TASK REQUIREMENTS » Check every line of the data below for the string "content", and copy the ones that hold it.

DATA LINES »
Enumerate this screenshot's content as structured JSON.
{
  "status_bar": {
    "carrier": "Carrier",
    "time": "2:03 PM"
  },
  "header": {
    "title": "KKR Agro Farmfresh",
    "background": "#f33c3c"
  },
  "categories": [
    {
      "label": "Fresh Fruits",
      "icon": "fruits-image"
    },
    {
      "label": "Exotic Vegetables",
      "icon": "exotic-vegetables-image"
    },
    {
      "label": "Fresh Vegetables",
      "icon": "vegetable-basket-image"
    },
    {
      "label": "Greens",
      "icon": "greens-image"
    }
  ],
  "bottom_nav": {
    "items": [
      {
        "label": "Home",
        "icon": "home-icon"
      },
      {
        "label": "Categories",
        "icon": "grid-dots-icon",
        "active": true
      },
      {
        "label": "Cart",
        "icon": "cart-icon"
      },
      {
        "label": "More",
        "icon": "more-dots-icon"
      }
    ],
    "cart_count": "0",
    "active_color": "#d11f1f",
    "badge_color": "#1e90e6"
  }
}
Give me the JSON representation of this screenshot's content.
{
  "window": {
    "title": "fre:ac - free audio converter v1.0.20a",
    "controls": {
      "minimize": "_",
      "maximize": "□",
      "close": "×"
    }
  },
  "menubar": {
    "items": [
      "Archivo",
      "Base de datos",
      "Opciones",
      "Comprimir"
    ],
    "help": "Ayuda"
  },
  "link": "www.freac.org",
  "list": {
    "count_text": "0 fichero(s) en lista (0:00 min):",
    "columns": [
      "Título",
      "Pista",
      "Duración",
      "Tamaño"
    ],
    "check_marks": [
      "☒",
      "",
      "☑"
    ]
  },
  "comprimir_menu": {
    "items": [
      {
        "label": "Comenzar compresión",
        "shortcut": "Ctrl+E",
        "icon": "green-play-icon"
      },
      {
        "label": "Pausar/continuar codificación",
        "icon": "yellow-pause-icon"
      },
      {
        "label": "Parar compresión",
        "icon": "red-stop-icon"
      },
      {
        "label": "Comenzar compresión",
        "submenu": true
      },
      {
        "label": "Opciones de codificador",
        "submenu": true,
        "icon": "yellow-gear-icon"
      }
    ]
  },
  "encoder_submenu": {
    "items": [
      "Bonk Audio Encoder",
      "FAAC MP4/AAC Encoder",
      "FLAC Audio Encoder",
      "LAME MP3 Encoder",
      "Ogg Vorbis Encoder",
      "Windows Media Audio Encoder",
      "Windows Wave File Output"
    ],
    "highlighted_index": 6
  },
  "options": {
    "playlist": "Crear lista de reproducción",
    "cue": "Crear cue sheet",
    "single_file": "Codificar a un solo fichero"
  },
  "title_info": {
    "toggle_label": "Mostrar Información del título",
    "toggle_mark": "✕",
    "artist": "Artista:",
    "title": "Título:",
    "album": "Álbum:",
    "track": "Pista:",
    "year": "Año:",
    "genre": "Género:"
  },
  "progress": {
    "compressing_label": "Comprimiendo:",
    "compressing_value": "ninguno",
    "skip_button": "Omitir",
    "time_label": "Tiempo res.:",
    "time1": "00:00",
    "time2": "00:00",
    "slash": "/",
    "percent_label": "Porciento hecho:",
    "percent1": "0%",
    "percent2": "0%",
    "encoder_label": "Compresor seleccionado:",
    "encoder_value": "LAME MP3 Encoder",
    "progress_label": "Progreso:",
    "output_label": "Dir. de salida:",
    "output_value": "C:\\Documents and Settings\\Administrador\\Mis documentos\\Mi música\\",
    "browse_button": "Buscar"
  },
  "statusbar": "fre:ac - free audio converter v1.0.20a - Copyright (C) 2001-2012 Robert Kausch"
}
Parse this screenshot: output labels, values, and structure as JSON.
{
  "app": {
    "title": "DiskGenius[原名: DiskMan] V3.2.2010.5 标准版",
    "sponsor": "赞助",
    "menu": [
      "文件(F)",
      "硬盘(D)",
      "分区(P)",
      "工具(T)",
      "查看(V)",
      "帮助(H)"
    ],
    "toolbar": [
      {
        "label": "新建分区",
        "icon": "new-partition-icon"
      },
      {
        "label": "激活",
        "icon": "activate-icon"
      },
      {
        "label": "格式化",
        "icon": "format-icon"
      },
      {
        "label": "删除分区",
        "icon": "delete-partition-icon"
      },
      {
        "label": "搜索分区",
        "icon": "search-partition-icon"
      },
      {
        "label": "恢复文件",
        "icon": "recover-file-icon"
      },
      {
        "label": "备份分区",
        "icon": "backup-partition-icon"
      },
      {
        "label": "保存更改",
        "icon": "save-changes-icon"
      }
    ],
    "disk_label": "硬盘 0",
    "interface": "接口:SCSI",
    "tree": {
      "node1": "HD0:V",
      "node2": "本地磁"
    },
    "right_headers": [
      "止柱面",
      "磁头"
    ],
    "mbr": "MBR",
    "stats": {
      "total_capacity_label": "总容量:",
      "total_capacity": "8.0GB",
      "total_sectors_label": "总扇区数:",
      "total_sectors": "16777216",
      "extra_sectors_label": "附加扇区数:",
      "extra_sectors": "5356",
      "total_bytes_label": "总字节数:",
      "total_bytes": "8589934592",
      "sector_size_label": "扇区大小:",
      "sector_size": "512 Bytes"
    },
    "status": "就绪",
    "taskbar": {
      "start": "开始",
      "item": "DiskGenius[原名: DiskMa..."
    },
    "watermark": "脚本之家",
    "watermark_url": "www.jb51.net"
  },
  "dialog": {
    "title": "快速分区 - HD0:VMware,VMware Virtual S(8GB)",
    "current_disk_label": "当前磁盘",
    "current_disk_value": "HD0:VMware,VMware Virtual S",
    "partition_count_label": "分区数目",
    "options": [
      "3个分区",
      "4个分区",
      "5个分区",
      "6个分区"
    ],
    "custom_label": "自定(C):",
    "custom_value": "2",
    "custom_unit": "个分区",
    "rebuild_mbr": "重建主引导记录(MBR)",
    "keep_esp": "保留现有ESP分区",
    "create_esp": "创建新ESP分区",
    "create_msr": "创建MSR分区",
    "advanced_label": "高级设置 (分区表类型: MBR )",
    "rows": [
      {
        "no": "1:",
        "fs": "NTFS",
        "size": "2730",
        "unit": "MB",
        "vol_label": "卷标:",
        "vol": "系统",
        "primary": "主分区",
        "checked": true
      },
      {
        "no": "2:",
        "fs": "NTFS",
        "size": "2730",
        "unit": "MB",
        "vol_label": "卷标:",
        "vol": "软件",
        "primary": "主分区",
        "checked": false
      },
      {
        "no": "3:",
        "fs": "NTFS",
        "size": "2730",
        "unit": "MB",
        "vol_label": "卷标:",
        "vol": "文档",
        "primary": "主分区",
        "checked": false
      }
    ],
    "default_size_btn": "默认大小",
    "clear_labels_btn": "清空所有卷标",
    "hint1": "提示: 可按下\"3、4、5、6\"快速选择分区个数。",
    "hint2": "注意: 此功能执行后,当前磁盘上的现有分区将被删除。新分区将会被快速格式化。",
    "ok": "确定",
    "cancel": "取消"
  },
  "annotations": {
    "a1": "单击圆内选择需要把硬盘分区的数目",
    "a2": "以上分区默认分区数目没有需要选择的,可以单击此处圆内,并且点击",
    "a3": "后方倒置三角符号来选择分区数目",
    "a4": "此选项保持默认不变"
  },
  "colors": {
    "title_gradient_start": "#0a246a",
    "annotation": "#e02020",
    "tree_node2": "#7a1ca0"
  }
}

EXPECTED ANSWER »
Enumerate this screenshot's content as structured JSON.
Give me the JSON representation of this screenshot's content.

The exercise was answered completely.